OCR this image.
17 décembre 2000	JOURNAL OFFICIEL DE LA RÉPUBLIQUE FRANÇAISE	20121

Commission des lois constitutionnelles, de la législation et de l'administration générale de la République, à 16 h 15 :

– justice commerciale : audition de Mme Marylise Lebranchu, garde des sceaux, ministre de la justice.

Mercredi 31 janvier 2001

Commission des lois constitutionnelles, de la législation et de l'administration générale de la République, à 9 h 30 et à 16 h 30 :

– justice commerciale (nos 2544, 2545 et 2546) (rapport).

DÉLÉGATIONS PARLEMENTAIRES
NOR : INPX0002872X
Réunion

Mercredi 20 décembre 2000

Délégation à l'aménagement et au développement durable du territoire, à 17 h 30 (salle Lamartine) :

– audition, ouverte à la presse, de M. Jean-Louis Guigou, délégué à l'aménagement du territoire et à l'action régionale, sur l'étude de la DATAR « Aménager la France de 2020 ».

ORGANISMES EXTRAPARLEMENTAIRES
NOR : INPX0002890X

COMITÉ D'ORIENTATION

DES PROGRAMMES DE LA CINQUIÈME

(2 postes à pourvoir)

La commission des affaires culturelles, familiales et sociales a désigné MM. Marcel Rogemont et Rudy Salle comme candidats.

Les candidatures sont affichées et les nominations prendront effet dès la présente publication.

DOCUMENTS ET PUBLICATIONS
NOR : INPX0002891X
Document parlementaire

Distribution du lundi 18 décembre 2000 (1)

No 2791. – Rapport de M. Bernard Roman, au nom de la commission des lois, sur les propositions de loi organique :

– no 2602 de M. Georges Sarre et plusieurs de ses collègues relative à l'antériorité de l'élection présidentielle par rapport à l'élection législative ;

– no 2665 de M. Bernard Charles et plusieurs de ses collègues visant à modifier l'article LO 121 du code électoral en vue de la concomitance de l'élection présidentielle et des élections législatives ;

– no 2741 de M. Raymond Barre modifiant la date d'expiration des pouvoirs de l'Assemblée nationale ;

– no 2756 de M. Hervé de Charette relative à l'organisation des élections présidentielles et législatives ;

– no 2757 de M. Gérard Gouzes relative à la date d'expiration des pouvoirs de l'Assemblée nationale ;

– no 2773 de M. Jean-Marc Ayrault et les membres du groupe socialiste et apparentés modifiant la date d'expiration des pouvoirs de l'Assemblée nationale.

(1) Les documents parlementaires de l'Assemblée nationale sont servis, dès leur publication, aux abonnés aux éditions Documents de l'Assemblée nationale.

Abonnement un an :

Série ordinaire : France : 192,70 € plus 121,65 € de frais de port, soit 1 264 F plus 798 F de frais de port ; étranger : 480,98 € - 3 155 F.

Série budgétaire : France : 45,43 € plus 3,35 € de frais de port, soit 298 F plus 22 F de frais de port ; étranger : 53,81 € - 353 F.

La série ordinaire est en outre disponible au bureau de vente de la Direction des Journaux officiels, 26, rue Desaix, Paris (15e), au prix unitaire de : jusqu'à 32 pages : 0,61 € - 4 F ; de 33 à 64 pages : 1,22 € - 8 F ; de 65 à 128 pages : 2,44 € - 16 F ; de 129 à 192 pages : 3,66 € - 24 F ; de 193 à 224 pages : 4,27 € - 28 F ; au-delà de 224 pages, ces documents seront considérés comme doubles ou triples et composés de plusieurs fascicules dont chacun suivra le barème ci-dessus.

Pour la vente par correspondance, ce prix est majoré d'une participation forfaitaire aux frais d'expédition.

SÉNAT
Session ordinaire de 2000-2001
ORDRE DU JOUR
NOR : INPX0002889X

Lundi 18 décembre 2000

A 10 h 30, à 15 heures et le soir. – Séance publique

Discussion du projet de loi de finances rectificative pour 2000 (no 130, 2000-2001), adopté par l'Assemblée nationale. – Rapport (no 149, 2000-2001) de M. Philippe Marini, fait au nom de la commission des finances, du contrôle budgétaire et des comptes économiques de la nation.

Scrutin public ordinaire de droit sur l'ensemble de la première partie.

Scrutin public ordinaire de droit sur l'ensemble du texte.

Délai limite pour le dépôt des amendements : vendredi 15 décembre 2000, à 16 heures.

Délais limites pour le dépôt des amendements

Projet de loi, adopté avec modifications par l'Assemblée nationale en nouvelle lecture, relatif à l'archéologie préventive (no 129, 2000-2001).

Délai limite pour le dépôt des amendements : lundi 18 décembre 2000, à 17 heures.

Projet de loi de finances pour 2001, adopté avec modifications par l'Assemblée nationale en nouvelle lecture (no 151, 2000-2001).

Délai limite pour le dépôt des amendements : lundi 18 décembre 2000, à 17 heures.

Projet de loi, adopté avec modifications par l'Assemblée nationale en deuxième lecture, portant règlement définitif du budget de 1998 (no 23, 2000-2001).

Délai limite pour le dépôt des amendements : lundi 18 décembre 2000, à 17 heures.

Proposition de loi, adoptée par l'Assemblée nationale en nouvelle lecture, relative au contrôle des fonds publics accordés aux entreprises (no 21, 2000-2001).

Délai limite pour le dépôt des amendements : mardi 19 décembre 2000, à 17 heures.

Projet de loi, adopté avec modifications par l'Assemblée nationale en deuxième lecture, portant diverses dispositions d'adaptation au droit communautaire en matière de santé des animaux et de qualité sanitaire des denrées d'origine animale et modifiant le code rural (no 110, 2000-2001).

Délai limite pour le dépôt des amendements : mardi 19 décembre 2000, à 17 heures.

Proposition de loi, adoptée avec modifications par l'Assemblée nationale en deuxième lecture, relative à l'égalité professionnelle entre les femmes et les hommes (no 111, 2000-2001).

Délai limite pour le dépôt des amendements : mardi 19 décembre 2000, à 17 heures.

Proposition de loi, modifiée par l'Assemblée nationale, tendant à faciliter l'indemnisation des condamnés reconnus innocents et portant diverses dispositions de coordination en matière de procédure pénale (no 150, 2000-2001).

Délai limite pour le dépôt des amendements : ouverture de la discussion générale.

--

● **AIM OF THE EXERCISE**:
Go through the records above, find every line with the word "Mercredi", and list those lines.

● **WRITTEN RESPONSE**:
Mercredi 31 janvier 2001
Mercredi 20 décembre 2000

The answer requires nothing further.